List every line below containing "text".

[Extracted data entries]

· · · · ·

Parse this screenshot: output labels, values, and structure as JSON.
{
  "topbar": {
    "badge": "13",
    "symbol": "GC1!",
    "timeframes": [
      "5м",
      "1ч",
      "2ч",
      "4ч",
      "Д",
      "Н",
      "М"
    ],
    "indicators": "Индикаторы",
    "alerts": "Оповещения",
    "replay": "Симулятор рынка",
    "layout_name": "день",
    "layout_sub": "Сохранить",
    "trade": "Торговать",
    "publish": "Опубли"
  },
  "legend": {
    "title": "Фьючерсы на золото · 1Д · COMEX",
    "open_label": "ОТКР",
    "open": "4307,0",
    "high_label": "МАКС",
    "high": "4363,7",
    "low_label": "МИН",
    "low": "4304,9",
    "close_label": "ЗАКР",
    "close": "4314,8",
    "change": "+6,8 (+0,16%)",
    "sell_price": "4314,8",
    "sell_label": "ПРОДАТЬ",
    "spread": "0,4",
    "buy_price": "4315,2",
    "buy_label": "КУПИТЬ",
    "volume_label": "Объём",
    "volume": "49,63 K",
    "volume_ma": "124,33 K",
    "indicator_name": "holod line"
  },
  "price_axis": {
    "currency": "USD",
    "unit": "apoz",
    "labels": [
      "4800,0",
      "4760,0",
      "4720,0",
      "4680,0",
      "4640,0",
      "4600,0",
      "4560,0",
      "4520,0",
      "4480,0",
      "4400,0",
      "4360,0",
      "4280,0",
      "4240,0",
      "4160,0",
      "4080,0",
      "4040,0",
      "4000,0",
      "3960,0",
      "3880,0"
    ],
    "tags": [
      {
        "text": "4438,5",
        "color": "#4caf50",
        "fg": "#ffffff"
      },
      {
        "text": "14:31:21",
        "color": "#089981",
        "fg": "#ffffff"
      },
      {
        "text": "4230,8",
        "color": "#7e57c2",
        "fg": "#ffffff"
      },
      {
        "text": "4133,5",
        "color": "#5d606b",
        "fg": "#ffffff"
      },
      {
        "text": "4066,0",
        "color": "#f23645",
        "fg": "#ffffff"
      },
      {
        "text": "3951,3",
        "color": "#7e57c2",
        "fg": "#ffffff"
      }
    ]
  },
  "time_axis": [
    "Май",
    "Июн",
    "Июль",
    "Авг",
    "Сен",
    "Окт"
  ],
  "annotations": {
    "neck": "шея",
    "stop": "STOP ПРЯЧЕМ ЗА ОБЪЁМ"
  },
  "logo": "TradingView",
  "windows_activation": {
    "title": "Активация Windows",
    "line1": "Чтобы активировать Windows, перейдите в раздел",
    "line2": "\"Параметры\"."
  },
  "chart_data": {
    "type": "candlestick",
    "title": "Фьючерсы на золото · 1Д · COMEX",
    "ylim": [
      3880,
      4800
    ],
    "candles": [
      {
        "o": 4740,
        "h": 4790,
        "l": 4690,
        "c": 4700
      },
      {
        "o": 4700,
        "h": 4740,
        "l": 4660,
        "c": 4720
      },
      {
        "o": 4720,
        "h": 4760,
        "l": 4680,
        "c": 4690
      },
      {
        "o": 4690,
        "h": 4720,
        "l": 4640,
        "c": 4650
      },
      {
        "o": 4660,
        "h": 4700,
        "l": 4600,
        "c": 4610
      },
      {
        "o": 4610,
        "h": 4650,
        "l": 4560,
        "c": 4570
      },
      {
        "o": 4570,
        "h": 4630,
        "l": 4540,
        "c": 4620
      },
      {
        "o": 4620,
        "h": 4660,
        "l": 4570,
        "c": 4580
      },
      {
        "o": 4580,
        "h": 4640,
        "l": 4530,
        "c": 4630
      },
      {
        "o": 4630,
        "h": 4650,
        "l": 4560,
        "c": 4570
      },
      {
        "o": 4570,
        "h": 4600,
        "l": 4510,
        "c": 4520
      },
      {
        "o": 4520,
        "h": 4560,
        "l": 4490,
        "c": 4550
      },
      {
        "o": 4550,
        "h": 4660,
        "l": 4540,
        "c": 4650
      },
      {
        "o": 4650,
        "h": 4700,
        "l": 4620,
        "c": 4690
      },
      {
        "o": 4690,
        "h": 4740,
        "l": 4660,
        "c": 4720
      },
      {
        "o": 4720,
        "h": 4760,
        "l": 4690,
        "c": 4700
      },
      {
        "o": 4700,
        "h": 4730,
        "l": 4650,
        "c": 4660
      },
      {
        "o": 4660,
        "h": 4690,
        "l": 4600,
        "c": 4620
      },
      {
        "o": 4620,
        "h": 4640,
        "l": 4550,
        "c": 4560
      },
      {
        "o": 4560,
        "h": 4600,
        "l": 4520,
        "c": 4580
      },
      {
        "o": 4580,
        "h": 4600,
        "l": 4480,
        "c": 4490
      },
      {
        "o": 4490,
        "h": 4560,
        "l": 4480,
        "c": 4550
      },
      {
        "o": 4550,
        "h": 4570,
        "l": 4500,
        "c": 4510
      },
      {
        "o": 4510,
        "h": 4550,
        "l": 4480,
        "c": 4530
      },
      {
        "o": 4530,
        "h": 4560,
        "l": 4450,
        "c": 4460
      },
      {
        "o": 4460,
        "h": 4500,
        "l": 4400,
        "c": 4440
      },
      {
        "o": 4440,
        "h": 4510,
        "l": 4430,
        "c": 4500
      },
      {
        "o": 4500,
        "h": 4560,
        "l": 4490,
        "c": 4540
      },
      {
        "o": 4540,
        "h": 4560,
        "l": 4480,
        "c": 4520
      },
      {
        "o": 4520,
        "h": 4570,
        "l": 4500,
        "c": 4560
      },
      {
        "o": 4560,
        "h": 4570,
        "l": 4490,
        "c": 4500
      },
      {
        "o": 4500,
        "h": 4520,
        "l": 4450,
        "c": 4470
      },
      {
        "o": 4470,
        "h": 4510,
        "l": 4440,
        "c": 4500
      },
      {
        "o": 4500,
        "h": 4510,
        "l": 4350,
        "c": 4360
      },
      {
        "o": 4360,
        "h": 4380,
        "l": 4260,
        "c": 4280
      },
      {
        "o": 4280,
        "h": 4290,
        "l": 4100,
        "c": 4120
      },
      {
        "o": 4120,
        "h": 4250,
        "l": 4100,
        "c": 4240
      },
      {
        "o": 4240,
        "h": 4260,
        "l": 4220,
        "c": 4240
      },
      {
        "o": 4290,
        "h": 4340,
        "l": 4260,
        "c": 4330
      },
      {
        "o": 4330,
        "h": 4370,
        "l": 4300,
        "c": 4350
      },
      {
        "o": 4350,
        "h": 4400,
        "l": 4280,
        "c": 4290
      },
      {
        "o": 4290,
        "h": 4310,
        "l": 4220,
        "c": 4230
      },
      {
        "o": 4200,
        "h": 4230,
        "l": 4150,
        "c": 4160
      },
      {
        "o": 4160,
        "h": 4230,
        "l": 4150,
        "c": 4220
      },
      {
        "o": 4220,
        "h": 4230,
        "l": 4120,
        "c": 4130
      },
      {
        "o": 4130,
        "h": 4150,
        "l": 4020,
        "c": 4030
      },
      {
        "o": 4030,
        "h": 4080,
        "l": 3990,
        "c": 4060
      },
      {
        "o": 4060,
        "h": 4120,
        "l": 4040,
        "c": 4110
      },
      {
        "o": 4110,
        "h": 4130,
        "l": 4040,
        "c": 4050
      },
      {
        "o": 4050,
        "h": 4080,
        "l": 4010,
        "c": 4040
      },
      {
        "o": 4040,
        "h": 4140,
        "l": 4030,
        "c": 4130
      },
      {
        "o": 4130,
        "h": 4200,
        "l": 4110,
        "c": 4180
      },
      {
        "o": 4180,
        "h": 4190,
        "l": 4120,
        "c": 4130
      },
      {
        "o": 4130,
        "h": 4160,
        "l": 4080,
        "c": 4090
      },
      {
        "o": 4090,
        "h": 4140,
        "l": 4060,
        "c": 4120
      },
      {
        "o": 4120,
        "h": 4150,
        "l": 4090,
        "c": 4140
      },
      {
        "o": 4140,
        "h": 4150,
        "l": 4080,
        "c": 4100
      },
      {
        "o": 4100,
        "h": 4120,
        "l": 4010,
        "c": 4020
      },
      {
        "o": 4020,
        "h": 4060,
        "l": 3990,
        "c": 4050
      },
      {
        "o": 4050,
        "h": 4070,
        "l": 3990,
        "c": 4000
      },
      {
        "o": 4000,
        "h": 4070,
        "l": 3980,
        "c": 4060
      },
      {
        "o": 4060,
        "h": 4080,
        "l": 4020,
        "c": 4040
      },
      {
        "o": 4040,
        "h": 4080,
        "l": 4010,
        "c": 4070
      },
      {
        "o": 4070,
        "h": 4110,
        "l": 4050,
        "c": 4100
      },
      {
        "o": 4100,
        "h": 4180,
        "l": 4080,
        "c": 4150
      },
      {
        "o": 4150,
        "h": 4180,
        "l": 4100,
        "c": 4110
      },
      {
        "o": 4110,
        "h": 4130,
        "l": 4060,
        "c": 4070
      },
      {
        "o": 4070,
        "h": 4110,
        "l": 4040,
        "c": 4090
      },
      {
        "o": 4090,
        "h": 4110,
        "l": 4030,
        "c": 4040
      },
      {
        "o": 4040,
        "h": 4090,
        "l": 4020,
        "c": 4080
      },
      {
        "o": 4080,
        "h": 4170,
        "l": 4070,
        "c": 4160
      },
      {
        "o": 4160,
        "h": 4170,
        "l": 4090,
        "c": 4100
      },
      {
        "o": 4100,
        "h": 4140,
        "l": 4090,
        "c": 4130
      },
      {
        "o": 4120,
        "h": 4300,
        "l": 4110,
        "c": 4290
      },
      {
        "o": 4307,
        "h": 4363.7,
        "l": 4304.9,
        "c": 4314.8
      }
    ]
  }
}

· · · · ·

• [Completed task]
        "text": "4438,5",
        "text": "14:31:21",
        "text": "4230,8",
        "text": "4133,5",
        "text": "4066,0",
        "text": "3951,3",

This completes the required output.